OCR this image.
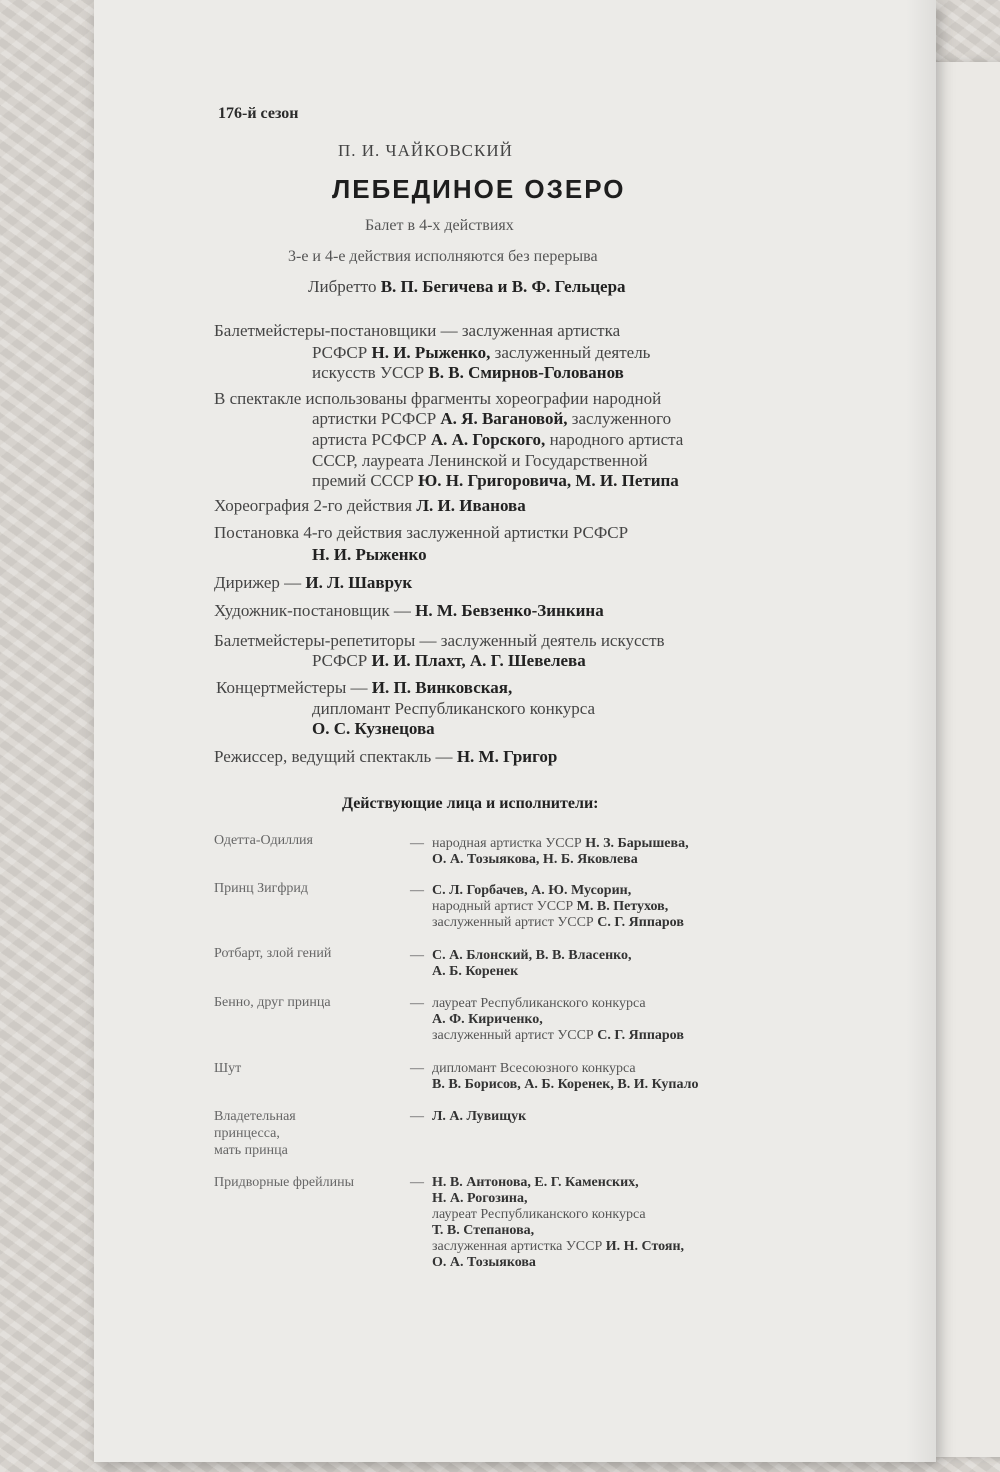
176-й сезон
П. И. ЧАЙКОВСКИЙ
ЛЕБЕДИНОЕ ОЗЕРО
Балет в 4-х действиях
3-е и 4-е действия исполняются без перерыва
Либретто В. П. Бегичева и В. Ф. Гельцера
Балетмейстеры-постановщики — заслуженная артистка
РСФСР Н. И. Рыженко, заслуженный деятель
искусств УССР В. В. Смирнов-Голованов
В спектакле использованы фрагменты хореографии народной
артистки РСФСР А. Я. Вагановой, заслуженного
артиста РСФСР А. А. Горского, народного артиста
СССР, лауреата Ленинской и Государственной
премий СССР Ю. Н. Григоровича, М. И. Петипа
Хореография 2-го действия Л. И. Иванова
Постановка 4-го действия заслуженной артистки РСФСР
Н. И. Рыженко
Дирижер — И. Л. Шаврук
Художник-постановщик — Н. М. Бевзенко-Зинкина
Балетмейстеры-репетиторы — заслуженный деятель искусств
РСФСР И. И. Плахт, А. Г. Шевелева
Концертмейстеры — И. П. Винковская,
дипломант Республиканского конкурса
О. С. Кузнецова
Режиссер, ведущий спектакль — Н. М. Григор
Действующие лица и исполнители:
Одетта-Одиллия	— народная артистка УССР Н. З. Барышева,
О. А. Тозыякова, Н. Б. Яковлева
Принц Зигфрид	— С. Л. Горбачев, А. Ю. Мусорин,
народный артист УССР М. В. Петухов,
заслуженный артист УССР С. Г. Яппаров
Ротбарт, злой гений	— С. А. Блонский, В. В. Власенко,
А. Б. Коренек
Бенно, друг принца	— лауреат Республиканского конкурса
А. Ф. Кириченко,
заслуженный артист УССР С. Г. Яппаров
Шут	— дипломант Всесоюзного конкурса
В. В. Борисов, А. Б. Коренек, В. И. Купало
Владетельная
принцесса,
мать принца
— Л. А. Лувищук
Придворные фрейлины	— Н. В. Антонова, Е. Г. Каменских,
Н. А. Рогозина,
лауреат Республиканского конкурса
Т. В. Степанова,
заслуженная артистка УССР И. Н. Стоян,
О. А. Тозыякова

◆ DIRECTIONS ◆
Look through the material and copy each line that has "СССР".

◆ EXERCISE SOLUTION ◆
СССР, лауреата Ленинской и Государственной
премий СССР Ю. Н. Григоровича, М. И. Петипа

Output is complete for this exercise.